--- start PROVIDED INFORMATION ---

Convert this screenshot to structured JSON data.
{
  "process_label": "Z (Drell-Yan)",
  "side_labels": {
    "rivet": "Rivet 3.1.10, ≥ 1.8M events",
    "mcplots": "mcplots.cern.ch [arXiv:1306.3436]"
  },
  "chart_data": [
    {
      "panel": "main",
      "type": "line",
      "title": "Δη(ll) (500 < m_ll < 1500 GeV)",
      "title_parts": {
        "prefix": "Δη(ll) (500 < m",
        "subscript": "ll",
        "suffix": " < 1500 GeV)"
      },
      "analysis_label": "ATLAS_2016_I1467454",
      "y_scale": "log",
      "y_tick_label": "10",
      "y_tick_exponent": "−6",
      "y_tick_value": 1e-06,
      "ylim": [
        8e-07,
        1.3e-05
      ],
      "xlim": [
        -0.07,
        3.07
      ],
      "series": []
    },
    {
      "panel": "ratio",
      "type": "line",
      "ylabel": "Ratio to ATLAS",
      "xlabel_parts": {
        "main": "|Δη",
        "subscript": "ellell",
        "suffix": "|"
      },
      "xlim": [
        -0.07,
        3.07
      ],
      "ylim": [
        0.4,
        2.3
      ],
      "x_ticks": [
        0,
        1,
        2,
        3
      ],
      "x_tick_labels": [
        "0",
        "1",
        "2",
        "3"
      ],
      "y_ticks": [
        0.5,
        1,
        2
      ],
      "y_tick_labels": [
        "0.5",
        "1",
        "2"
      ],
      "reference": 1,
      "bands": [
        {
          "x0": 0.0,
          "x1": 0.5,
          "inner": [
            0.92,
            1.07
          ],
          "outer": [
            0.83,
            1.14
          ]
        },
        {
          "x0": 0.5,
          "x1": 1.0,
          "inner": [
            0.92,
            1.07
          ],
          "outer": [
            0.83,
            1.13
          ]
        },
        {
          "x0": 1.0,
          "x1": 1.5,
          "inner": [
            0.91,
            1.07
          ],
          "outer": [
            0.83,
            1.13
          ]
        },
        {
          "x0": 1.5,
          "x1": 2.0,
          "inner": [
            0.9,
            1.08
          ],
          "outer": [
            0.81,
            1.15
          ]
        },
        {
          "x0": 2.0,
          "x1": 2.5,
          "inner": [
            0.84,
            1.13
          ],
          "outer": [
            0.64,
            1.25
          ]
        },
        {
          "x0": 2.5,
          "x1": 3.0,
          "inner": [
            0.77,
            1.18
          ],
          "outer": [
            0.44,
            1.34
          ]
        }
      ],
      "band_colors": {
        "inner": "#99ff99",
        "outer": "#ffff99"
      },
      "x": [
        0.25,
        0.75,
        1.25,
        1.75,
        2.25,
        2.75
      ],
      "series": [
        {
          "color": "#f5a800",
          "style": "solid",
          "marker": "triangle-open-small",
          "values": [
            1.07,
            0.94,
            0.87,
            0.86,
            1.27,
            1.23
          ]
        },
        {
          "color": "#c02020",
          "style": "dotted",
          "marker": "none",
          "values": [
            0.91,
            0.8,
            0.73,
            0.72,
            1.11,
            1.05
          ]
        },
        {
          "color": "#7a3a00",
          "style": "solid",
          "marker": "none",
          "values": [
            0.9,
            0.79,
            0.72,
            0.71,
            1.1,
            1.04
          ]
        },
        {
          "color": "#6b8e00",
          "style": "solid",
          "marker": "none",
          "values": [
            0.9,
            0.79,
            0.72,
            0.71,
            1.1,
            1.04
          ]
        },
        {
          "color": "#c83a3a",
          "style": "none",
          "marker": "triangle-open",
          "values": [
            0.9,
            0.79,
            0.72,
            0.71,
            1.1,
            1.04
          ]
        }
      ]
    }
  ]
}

--- end PROVIDED INFORMATION ---

▶ **GIVEN TASK**:
Copy out every entry again, exactly as it was given.

▶ **RESPONSE FOR THIS EXERCISE**:
Convert this screenshot to structured JSON data.
{
  "process_label": "Z (Drell-Yan)",
  "side_labels": {
    "rivet": "Rivet 3.1.10, ≥ 1.8M events",
    "mcplots": "mcplots.cern.ch [arXiv:1306.3436]"
  },
  "chart_data": [
    {
      "panel": "main",
      "type": "line",
      "title": "Δη(ll) (500 < m_ll < 1500 GeV)",
      "title_parts": {
        "prefix": "Δη(ll) (500 < m",
        "subscript": "ll",
        "suffix": " < 1500 GeV)"
      },
      "analysis_label": "ATLAS_2016_I1467454",
      "y_scale": "log",
      "y_tick_label": "10",
      "y_tick_exponent": "−6",
      "y_tick_value": 1e-06,
      "ylim": [
        8e-07,
        1.3e-05
      ],
      "xlim": [
        -0.07,
        3.07
      ],
      "series": []
    },
    {
      "panel": "ratio",
      "type": "line",
      "ylabel": "Ratio to ATLAS",
      "xlabel_parts": {
        "main": "|Δη",
        "subscript": "ellell",
        "suffix": "|"
      },
      "xlim": [
        -0.07,
        3.07
      ],
      "ylim": [
        0.4,
        2.3
      ],
      "x_ticks": [
        0,
        1,
        2,
        3
      ],
      "x_tick_labels": [
        "0",
        "1",
        "2",
        "3"
      ],
      "y_ticks": [
        0.5,
        1,
        2
      ],
      "y_tick_labels": [
        "0.5",
        "1",
        "2"
      ],
      "reference": 1,
      "bands": [
        {
          "x0": 0.0,
          "x1": 0.5,
          "inner": [
            0.92,
            1.07
          ],
          "outer": [
            0.83,
            1.14
          ]
        },
        {
          "x0": 0.5,
          "x1": 1.0,
          "inner": [
            0.92,
            1.07
          ],
          "outer": [
            0.83,
            1.13
          ]
        },
        {
          "x0": 1.0,
          "x1": 1.5,
          "inner": [
            0.91,
            1.07
          ],
          "outer": [
            0.83,
            1.13
          ]
        },
        {
          "x0": 1.5,
          "x1": 2.0,
          "inner": [
            0.9,
            1.08
          ],
          "outer": [
            0.81,
            1.15
          ]
        },
        {
          "x0": 2.0,
          "x1": 2.5,
          "inner": [
            0.84,
            1.13
          ],
          "outer": [
            0.64,
            1.25
          ]
        },
        {
          "x0": 2.5,
          "x1": 3.0,
          "inner": [
            0.77,
            1.18
          ],
          "outer": [
            0.44,
            1.34
          ]
        }
      ],
      "band_colors": {
        "inner": "#99ff99",
        "outer": "#ffff99"
      },
      "x": [
        0.25,
        0.75,
        1.25,
        1.75,
        2.25,
        2.75
      ],
      "series": [
        {
          "color": "#f5a800",
          "style": "solid",
          "marker": "triangle-open-small",
          "values": [
            1.07,
            0.94,
            0.87,
            0.86,
            1.27,
            1.23
          ]
        },
        {
          "color": "#c02020",
          "style": "dotted",
          "marker": "none",
          "values": [
            0.91,
            0.8,
            0.73,
            0.72,
            1.11,
            1.05
          ]
        },
        {
          "color": "#7a3a00",
          "style": "solid",
          "marker": "none",
          "values": [
            0.9,
            0.79,
            0.72,
            0.71,
            1.1,
            1.04
          ]
        },
        {
          "color": "#6b8e00",
          "style": "solid",
          "marker": "none",
          "values": [
            0.9,
            0.79,
            0.72,
            0.71,
            1.1,
            1.04
          ]
        },
        {
          "color": "#c83a3a",
          "style": "none",
          "marker": "triangle-open",
          "values": [
            0.9,
            0.79,
            0.72,
            0.71,
            1.1,
            1.04
          ]
        }
      ]
    }
  ]
}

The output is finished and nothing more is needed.